What the task requires:
Restate all of the data exactly.
======== Record extracts ========
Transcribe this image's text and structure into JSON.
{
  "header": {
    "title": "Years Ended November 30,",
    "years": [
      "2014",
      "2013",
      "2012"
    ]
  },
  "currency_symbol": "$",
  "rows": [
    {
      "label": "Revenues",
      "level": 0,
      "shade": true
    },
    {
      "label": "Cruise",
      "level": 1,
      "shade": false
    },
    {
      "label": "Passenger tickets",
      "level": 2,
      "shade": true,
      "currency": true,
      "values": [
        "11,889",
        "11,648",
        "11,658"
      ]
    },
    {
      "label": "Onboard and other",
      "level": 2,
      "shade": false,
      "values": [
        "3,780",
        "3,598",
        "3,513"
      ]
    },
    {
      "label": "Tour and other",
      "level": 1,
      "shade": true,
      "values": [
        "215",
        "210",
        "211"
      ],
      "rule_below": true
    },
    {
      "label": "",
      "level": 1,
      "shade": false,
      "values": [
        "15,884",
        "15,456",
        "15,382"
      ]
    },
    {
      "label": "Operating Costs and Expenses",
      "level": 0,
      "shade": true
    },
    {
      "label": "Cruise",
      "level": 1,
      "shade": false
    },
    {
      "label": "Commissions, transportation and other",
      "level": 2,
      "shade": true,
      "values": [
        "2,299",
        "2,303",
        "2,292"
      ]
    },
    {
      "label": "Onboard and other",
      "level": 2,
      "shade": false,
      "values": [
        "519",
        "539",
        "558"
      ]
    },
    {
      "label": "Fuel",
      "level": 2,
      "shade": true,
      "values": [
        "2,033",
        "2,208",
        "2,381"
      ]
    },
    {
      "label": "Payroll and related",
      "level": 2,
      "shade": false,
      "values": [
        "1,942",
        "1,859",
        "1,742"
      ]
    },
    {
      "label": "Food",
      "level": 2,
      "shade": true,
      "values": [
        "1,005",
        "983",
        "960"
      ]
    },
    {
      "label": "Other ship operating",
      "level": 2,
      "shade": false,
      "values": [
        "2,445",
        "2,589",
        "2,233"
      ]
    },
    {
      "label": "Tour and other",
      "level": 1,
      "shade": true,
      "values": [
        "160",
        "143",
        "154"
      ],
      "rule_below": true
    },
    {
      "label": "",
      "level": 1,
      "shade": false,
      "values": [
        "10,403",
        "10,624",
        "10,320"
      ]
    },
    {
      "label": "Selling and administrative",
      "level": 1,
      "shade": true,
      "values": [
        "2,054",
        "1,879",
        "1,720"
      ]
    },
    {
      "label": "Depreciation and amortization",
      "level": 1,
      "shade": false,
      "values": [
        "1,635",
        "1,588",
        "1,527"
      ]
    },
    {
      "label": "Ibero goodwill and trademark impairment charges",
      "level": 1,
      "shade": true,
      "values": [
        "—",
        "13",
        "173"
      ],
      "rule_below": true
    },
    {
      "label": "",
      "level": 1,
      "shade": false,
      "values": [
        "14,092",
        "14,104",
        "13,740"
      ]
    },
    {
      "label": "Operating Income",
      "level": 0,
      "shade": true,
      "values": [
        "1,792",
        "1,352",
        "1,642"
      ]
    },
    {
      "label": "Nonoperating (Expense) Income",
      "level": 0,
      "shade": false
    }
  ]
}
========
Written solution:
Transcribe this image's text and structure into JSON.
{
  "header": {
    "title": "Years Ended November 30,",
    "years": [
      "2014",
      "2013",
      "2012"
    ]
  },
  "currency_symbol": "$",
  "rows": [
    {
      "label": "Revenues",
      "level": 0,
      "shade": true
    },
    {
      "label": "Cruise",
      "level": 1,
      "shade": false
    },
    {
      "label": "Passenger tickets",
      "level": 2,
      "shade": true,
      "currency": true,
      "values": [
        "11,889",
        "11,648",
        "11,658"
      ]
    },
    {
      "label": "Onboard and other",
      "level": 2,
      "shade": false,
      "values": [
        "3,780",
        "3,598",
        "3,513"
      ]
    },
    {
      "label": "Tour and other",
      "level": 1,
      "shade": true,
      "values": [
        "215",
        "210",
        "211"
      ],
      "rule_below": true
    },
    {
      "label": "",
      "level": 1,
      "shade": false,
      "values": [
        "15,884",
        "15,456",
        "15,382"
      ]
    },
    {
      "label": "Operating Costs and Expenses",
      "level": 0,
      "shade": true
    },
    {
      "label": "Cruise",
      "level": 1,
      "shade": false
    },
    {
      "label": "Commissions, transportation and other",
      "level": 2,
      "shade": true,
      "values": [
        "2,299",
        "2,303",
        "2,292"
      ]
    },
    {
      "label": "Onboard and other",
      "level": 2,
      "shade": false,
      "values": [
        "519",
        "539",
        "558"
      ]
    },
    {
      "label": "Fuel",
      "level": 2,
      "shade": true,
      "values": [
        "2,033",
        "2,208",
        "2,381"
      ]
    },
    {
      "label": "Payroll and related",
      "level": 2,
      "shade": false,
      "values": [
        "1,942",
        "1,859",
        "1,742"
      ]
    },
    {
      "label": "Food",
      "level": 2,
      "shade": true,
      "values": [
        "1,005",
        "983",
        "960"
      ]
    },
    {
      "label": "Other ship operating",
      "level": 2,
      "shade": false,
      "values": [
        "2,445",
        "2,589",
        "2,233"
      ]
    },
    {
      "label": "Tour and other",
      "level": 1,
      "shade": true,
      "values": [
        "160",
        "143",
        "154"
      ],
      "rule_below": true
    },
    {
      "label": "",
      "level": 1,
      "shade": false,
      "values": [
        "10,403",
        "10,624",
        "10,320"
      ]
    },
    {
      "label": "Selling and administrative",
      "level": 1,
      "shade": true,
      "values": [
        "2,054",
        "1,879",
        "1,720"
      ]
    },
    {
      "label": "Depreciation and amortization",
      "level": 1,
      "shade": false,
      "values": [
        "1,635",
        "1,588",
        "1,527"
      ]
    },
    {
      "label": "Ibero goodwill and trademark impairment charges",
      "level": 1,
      "shade": true,
      "values": [
        "—",
        "13",
        "173"
      ],
      "rule_below": true
    },
    {
      "label": "",
      "level": 1,
      "shade": false,
      "values": [
        "14,092",
        "14,104",
        "13,740"
      ]
    },
    {
      "label": "Operating Income",
      "level": 0,
      "shade": true,
      "values": [
        "1,792",
        "1,352",
        "1,642"
      ]
    },
    {
      "label": "Nonoperating (Expense) Income",
      "level": 0,
      "shade": false
    }
  ]
}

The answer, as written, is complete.